begin Records for this exercise
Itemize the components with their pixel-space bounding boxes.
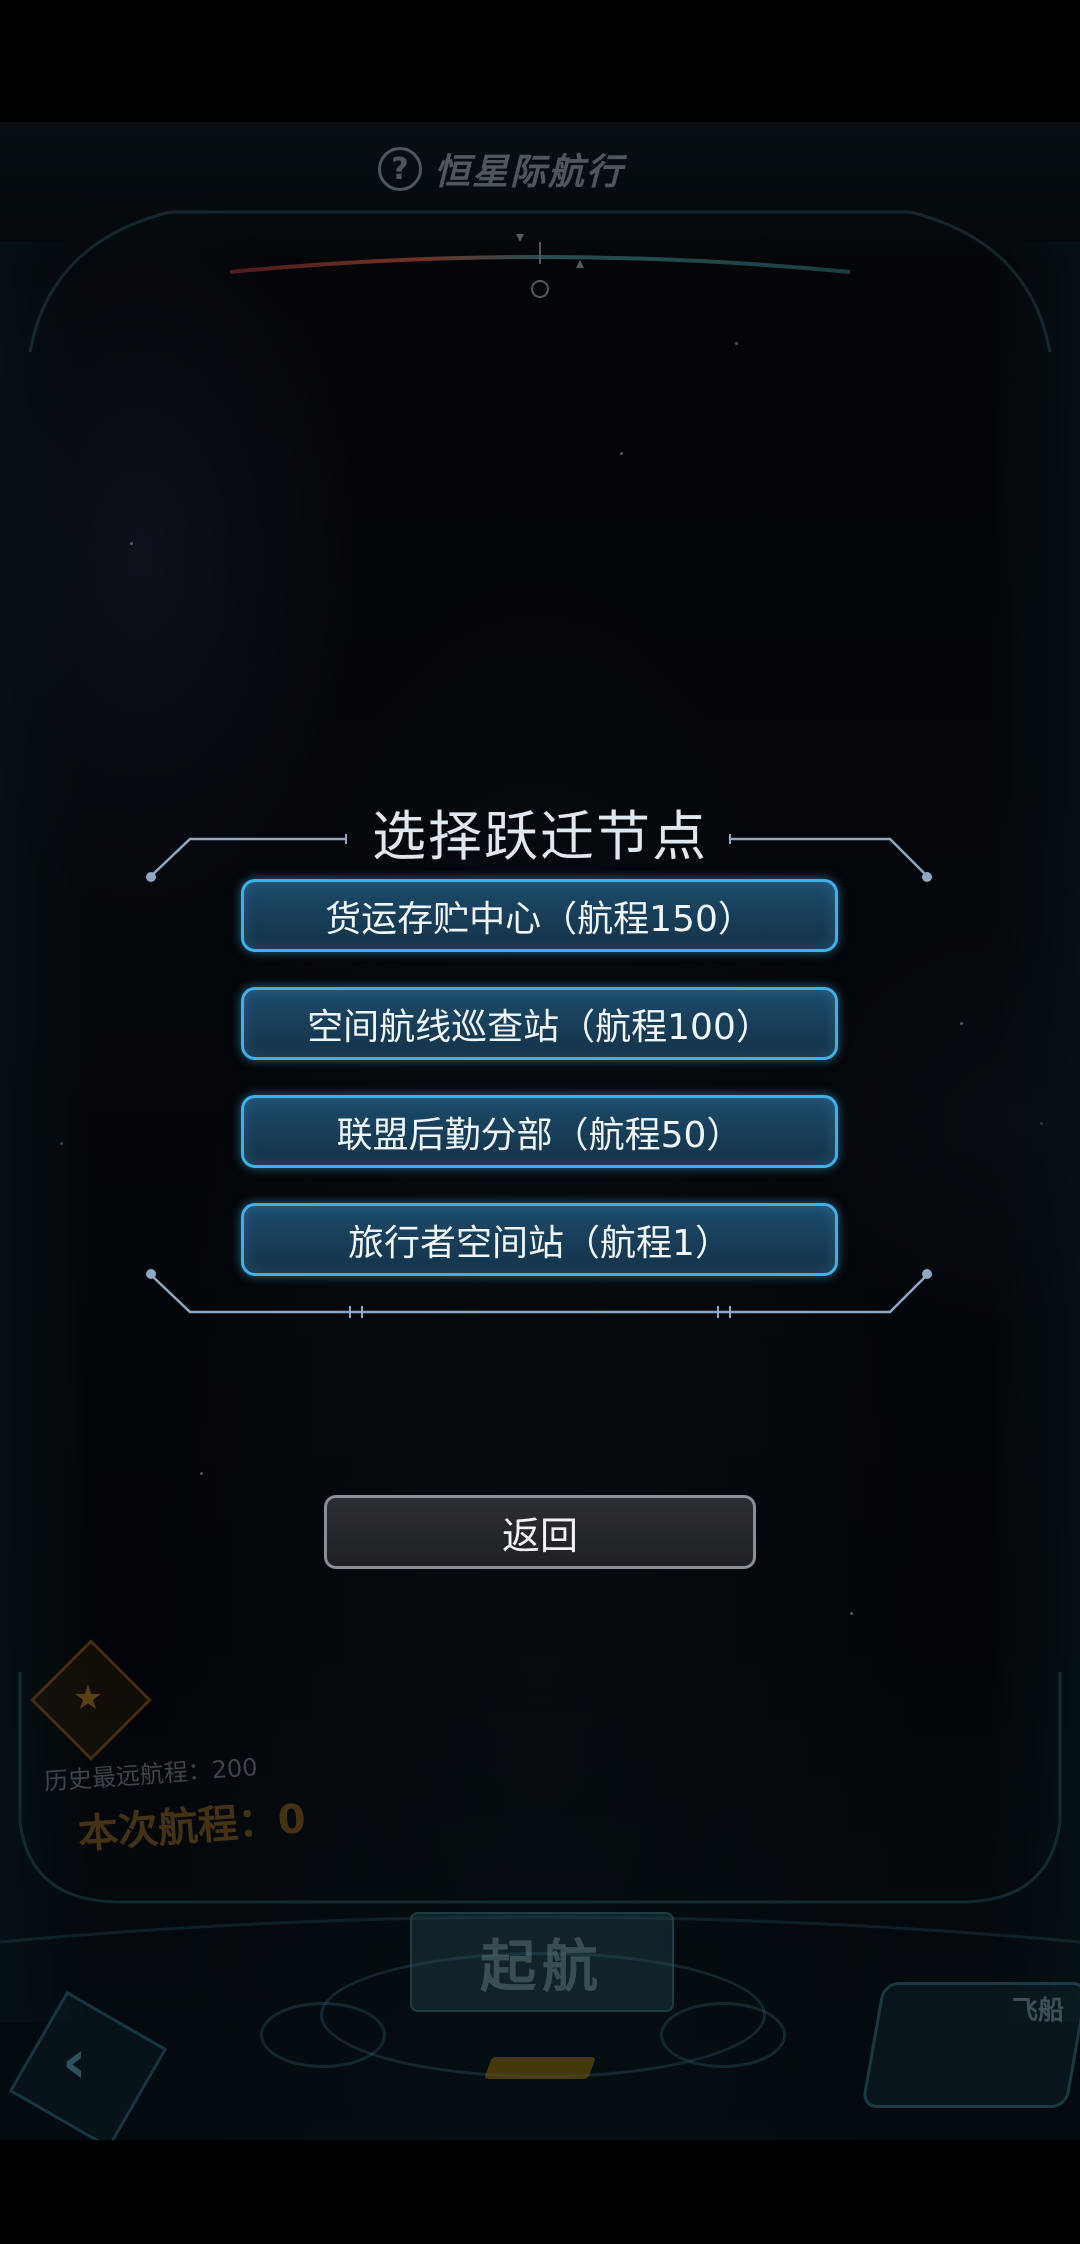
navigation-bar bbox=[0, 2140, 1080, 2244]
node-option-traveler[interactable]: 旅行者空间站（航程1） bbox=[241, 1203, 838, 1276]
node-option-logistics[interactable]: 联盟后勤分部（航程50） bbox=[241, 1095, 838, 1168]
status-bar bbox=[0, 0, 1080, 122]
modal-title: 选择跃迁节点 bbox=[372, 805, 708, 868]
return-button[interactable]: 返回 bbox=[324, 1495, 756, 1569]
game-viewport: ? 恒星际航行 ★ 历史最远航程：200 本次航程：0 起航 ‹ 飞船 选择跃迁… bbox=[0, 122, 1080, 2140]
node-option-patrol[interactable]: 空间航线巡查站（航程100） bbox=[241, 987, 838, 1060]
node-option-cargo[interactable]: 货运存贮中心（航程150） bbox=[241, 879, 838, 952]
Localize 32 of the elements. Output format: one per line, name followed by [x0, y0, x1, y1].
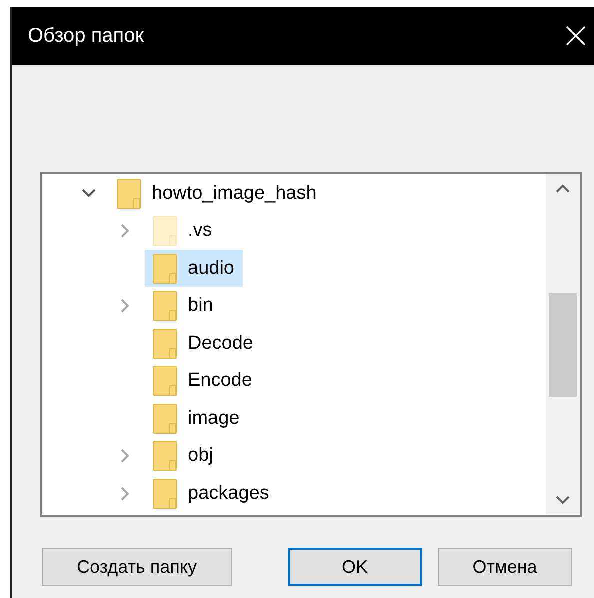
scrollbar[interactable] [546, 174, 580, 515]
tree-item[interactable]: audio [145, 250, 242, 288]
tree-item[interactable]: .vs [145, 212, 220, 250]
folder-icon [153, 291, 177, 322]
folder-icon [153, 216, 177, 246]
folder-icon [117, 178, 141, 209]
tree-item[interactable]: image [145, 400, 248, 438]
window-title: Обзор папок [28, 24, 144, 49]
tree-item[interactable]: bin [145, 288, 222, 325]
folder-icon [153, 366, 177, 396]
chevron-down-icon[interactable] [82, 189, 96, 198]
dialog-button[interactable]: Отмена [438, 548, 572, 586]
folder-icon [153, 441, 177, 472]
scroll-down-icon[interactable] [556, 496, 570, 505]
tree-item[interactable]: Decode [145, 325, 262, 362]
chevron-right-icon[interactable] [120, 224, 130, 238]
folder-icon [153, 328, 177, 359]
chevron-right-icon[interactable] [120, 299, 130, 314]
chevron-right-icon[interactable] [120, 486, 130, 501]
tree-item[interactable]: Encode [145, 362, 260, 400]
tree-item[interactable]: howto_image_hash [109, 175, 325, 212]
tree-item[interactable]: obj [145, 438, 222, 475]
folder-icon [153, 404, 177, 434]
dialog-button[interactable]: OK [288, 548, 422, 586]
scroll-up-icon[interactable] [556, 184, 570, 193]
folder-icon [153, 478, 177, 509]
scrollbar-thumb[interactable] [549, 292, 577, 396]
close-icon[interactable] [566, 26, 586, 46]
chevron-right-icon[interactable] [120, 449, 130, 464]
tree-item[interactable]: packages [145, 475, 278, 512]
folder-icon [153, 254, 177, 284]
dialog-button[interactable]: Создать папку [42, 548, 232, 586]
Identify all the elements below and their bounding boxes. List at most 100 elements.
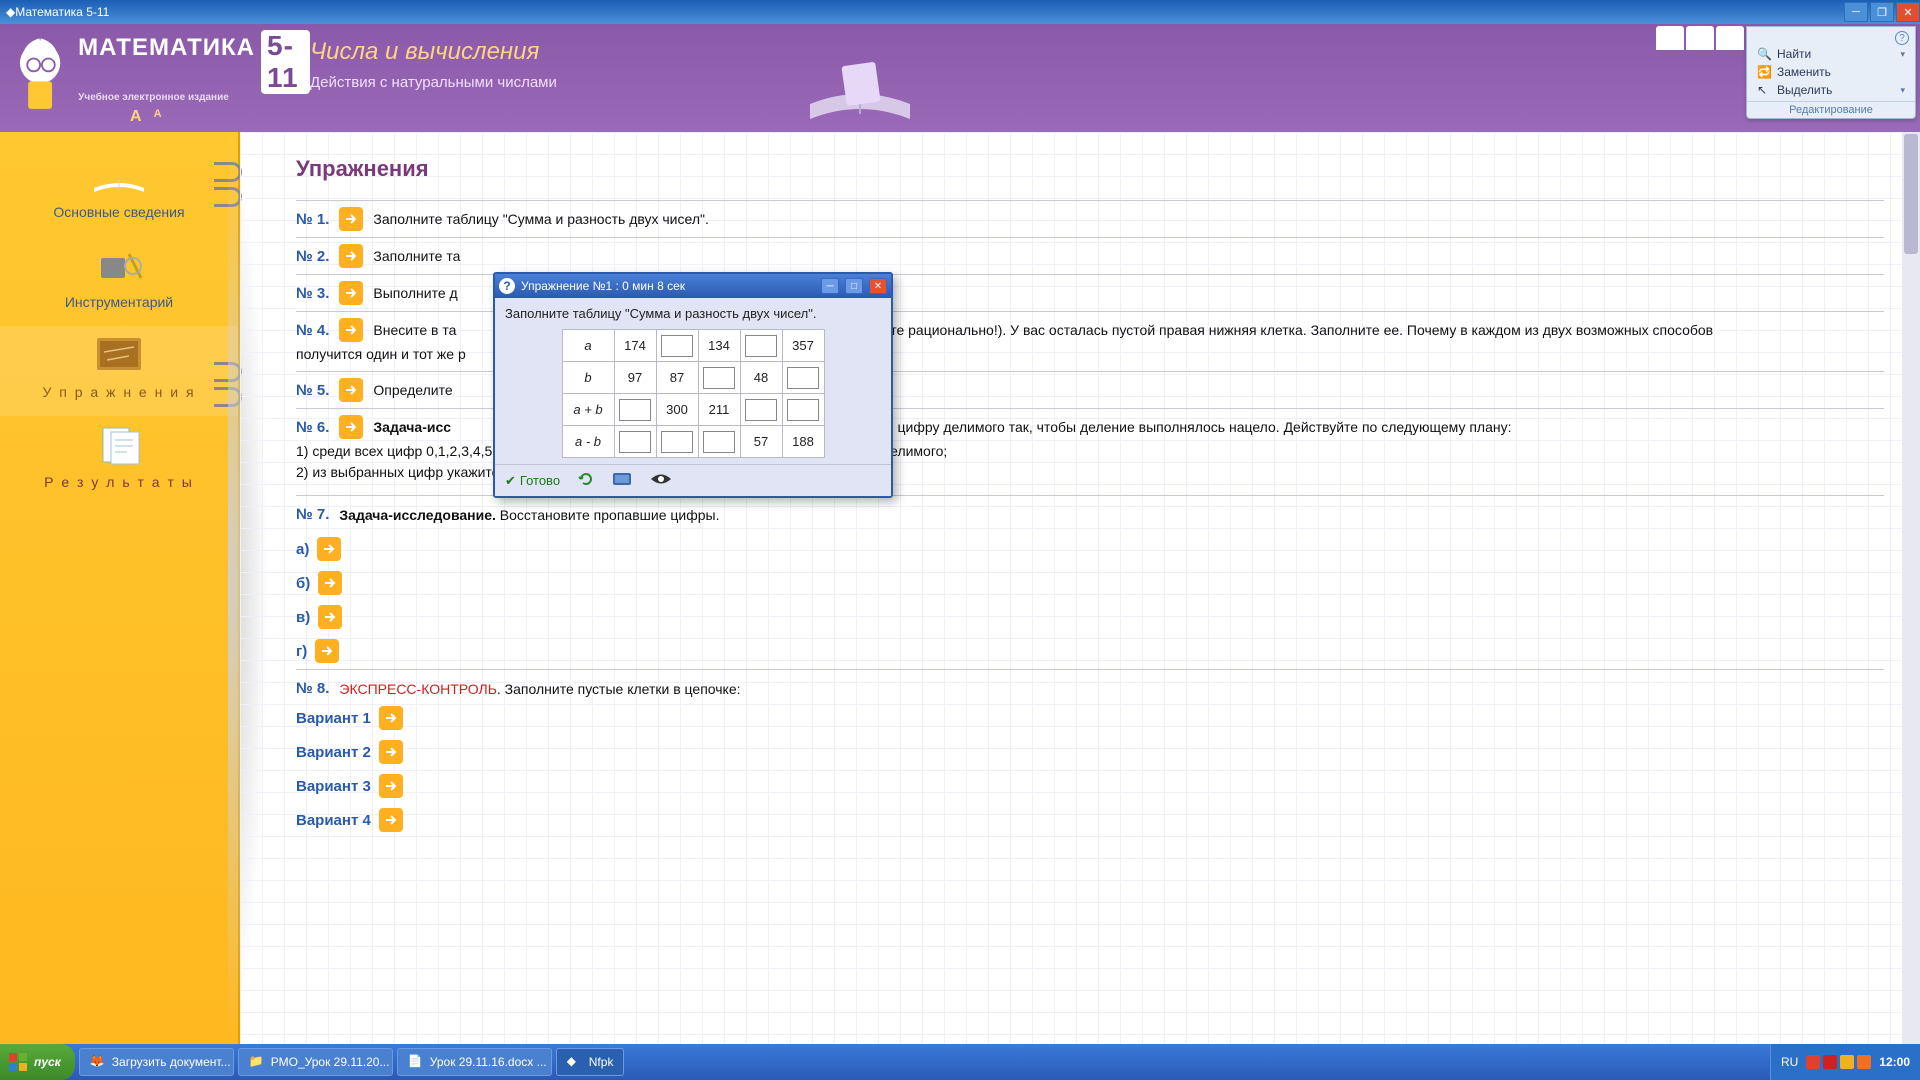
- taskbar-item[interactable]: 🦊Загрузить документ...: [79, 1048, 234, 1076]
- exercise-text: ЭКСПРЕСС-КОНТРОЛЬ. Заполните пустые клет…: [339, 681, 740, 697]
- replace-button[interactable]: 🔁 Заменить: [1753, 63, 1909, 81]
- sidebar-item-tools[interactable]: Инструментарий: [0, 236, 238, 326]
- select-button[interactable]: ↖ Выделить ▾: [1753, 81, 1909, 99]
- exercise-table: a 174 134 357 b 97 87 48 a + b 300 211: [562, 329, 825, 458]
- font-decrease-button[interactable]: A: [154, 108, 162, 126]
- answer-input[interactable]: [745, 335, 777, 357]
- answer-input[interactable]: [661, 431, 693, 453]
- replace-label: Заменить: [1777, 65, 1831, 79]
- sidebar-item-label: Основные сведения: [0, 204, 238, 220]
- close-button[interactable]: ✕: [1896, 2, 1920, 22]
- find-button[interactable]: 🔍 Найти ▾: [1753, 45, 1909, 63]
- tray-icon[interactable]: [1857, 1055, 1871, 1069]
- start-label: пуск: [34, 1055, 61, 1069]
- exercise-text: Заполните та: [373, 248, 460, 264]
- start-button[interactable]: пуск: [0, 1044, 75, 1080]
- dialog-close-button[interactable]: ✕: [869, 278, 887, 294]
- tray-icon[interactable]: [1823, 1055, 1837, 1069]
- sidebar-item-exercises[interactable]: У п р а ж н е н и я: [0, 326, 238, 416]
- variant-label: Вариант 3: [296, 778, 371, 795]
- language-indicator[interactable]: RU: [1781, 1055, 1798, 1069]
- tray-icon[interactable]: [1806, 1055, 1820, 1069]
- open-exercise-button[interactable]: [379, 706, 403, 730]
- eye-button[interactable]: [650, 472, 672, 489]
- table-cell: [740, 394, 782, 426]
- open-exercise-button[interactable]: [379, 808, 403, 832]
- table-cell: 87: [656, 362, 698, 394]
- exercise-text: Выполните д: [373, 285, 457, 301]
- sidebar-item-results[interactable]: Р е з у л ь т а т ы: [0, 416, 238, 506]
- exercise-number: № 8.: [296, 680, 329, 697]
- open-exercise-button[interactable]: [318, 571, 342, 595]
- row-header: a + b: [562, 394, 614, 426]
- window-title: Математика 5-11: [15, 5, 1842, 19]
- help-button[interactable]: ?: [1895, 31, 1909, 45]
- open-exercise-button[interactable]: [379, 774, 403, 798]
- open-exercise-button[interactable]: [339, 378, 363, 402]
- taskbar-item-label: Nfpk: [589, 1055, 614, 1069]
- sub-item-label: г): [296, 643, 307, 660]
- minimize-button[interactable]: ─: [1844, 2, 1868, 22]
- taskbar-item[interactable]: 📁РМО_Урок 29.11.20...: [238, 1048, 393, 1076]
- taskbar-item-label: Урок 29.11.16.docx ...: [430, 1055, 547, 1069]
- open-exercise-button[interactable]: [339, 207, 363, 231]
- refresh-button[interactable]: [578, 471, 594, 490]
- table-cell: 134: [698, 330, 740, 362]
- answer-input[interactable]: [787, 399, 819, 421]
- ribbon-tab[interactable]: [1716, 26, 1744, 50]
- taskbar-item[interactable]: ◆ Nfpk: [556, 1048, 625, 1076]
- ribbon-tab[interactable]: [1656, 26, 1684, 50]
- app-icon: ◆: [567, 1054, 583, 1070]
- sidebar: Основные сведения Инструментарий У п р а…: [0, 132, 240, 1044]
- table-cell: [740, 330, 782, 362]
- tray-icons[interactable]: [1806, 1055, 1871, 1069]
- dialog-title: Упражнение №1 : 0 мин 8 сек: [521, 279, 815, 293]
- maximize-button[interactable]: ❐: [1870, 2, 1894, 22]
- tray-icon[interactable]: [1840, 1055, 1854, 1069]
- table-cell: [614, 426, 656, 458]
- answer-input[interactable]: [703, 431, 735, 453]
- answer-input[interactable]: [661, 335, 693, 357]
- open-exercise-button[interactable]: [339, 281, 363, 305]
- open-exercise-button[interactable]: [339, 415, 363, 439]
- table-cell: [782, 362, 824, 394]
- dialog-titlebar[interactable]: ? Упражнение №1 : 0 мин 8 сек ─ □ ✕: [495, 274, 891, 298]
- taskbar-item[interactable]: 📄Урок 29.11.16.docx ...: [397, 1048, 552, 1076]
- dialog-minimize-button[interactable]: ─: [821, 278, 839, 294]
- exercise-text: Задача-исследование. Восстановите пропав…: [339, 507, 719, 523]
- answer-input[interactable]: [787, 367, 819, 389]
- exercise-number: № 3.: [296, 285, 329, 302]
- table-cell: [614, 394, 656, 426]
- system-tray: RU 12:00: [1770, 1044, 1920, 1080]
- answer-input[interactable]: [619, 399, 651, 421]
- table-cell: 57: [740, 426, 782, 458]
- open-exercise-button[interactable]: [339, 318, 363, 342]
- keyboard-button[interactable]: [612, 472, 632, 489]
- clock[interactable]: 12:00: [1879, 1055, 1910, 1069]
- sidebar-item-label: У п р а ж н е н и я: [0, 384, 238, 400]
- dropdown-arrow-icon: ▾: [1900, 49, 1905, 60]
- open-exercise-button[interactable]: [317, 537, 341, 561]
- sidebar-item-basics[interactable]: Основные сведения: [0, 146, 238, 236]
- table-cell: 48: [740, 362, 782, 394]
- binoculars-icon: 🔍: [1757, 47, 1771, 61]
- tools-icon: [89, 242, 149, 290]
- ribbon-tab[interactable]: [1686, 26, 1714, 50]
- variant-label: Вариант 1: [296, 710, 371, 727]
- answer-input[interactable]: [619, 431, 651, 453]
- answer-input[interactable]: [703, 367, 735, 389]
- font-increase-button[interactable]: A: [130, 108, 142, 126]
- open-exercise-button[interactable]: [315, 639, 339, 663]
- page-title: Упражнения: [296, 156, 1884, 182]
- find-label: Найти: [1777, 47, 1811, 61]
- open-exercise-button[interactable]: [318, 605, 342, 629]
- dialog-maximize-button[interactable]: □: [845, 278, 863, 294]
- check-icon: ✔: [505, 473, 516, 489]
- open-exercise-button[interactable]: [379, 740, 403, 764]
- answer-input[interactable]: [745, 399, 777, 421]
- vertical-scrollbar[interactable]: [1902, 132, 1920, 1044]
- done-button[interactable]: ✔Готово: [505, 473, 560, 489]
- exercise-text: леднюю цифру делимого так, чтобы деление…: [841, 419, 1511, 435]
- sidebar-item-label: Р е з у л ь т а т ы: [0, 474, 238, 490]
- open-exercise-button[interactable]: [339, 244, 363, 268]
end Records for this exercise
◆ **Stated goal**
Retype the stretch of rows from the line containing "scrollbar[interactable] [546, 174, 580, 515]" through the line containing "folder-icon [153, 404, 177, 434]", both ends included, exactly as they appear.

◆ **Written solution**
scrollbar[interactable] [546, 174, 580, 515]
tree-item[interactable]: audio [145, 250, 242, 288]
tree-item[interactable]: .vs [145, 212, 220, 250]
folder-icon [153, 291, 177, 322]
folder-icon [153, 216, 177, 246]
folder-icon [117, 178, 141, 209]
tree-item[interactable]: image [145, 400, 248, 438]
window-title: Обзор папок [28, 24, 144, 49]
tree-item[interactable]: bin [145, 288, 222, 325]
folder-icon [153, 366, 177, 396]
chevron-down-icon[interactable] [82, 189, 96, 198]
dialog-button[interactable]: Отмена [438, 548, 572, 586]
folder-icon [153, 441, 177, 472]
scroll-down-icon[interactable] [556, 496, 570, 505]
tree-item[interactable]: Decode [145, 325, 262, 362]
chevron-right-icon[interactable] [120, 224, 130, 238]
folder-icon [153, 328, 177, 359]
chevron-right-icon[interactable] [120, 299, 130, 314]
chevron-right-icon[interactable] [120, 486, 130, 501]
tree-item[interactable]: Encode [145, 362, 260, 400]
tree-item[interactable]: howto_image_hash [109, 175, 325, 212]
tree-item[interactable]: obj [145, 438, 222, 475]
folder-icon [153, 404, 177, 434]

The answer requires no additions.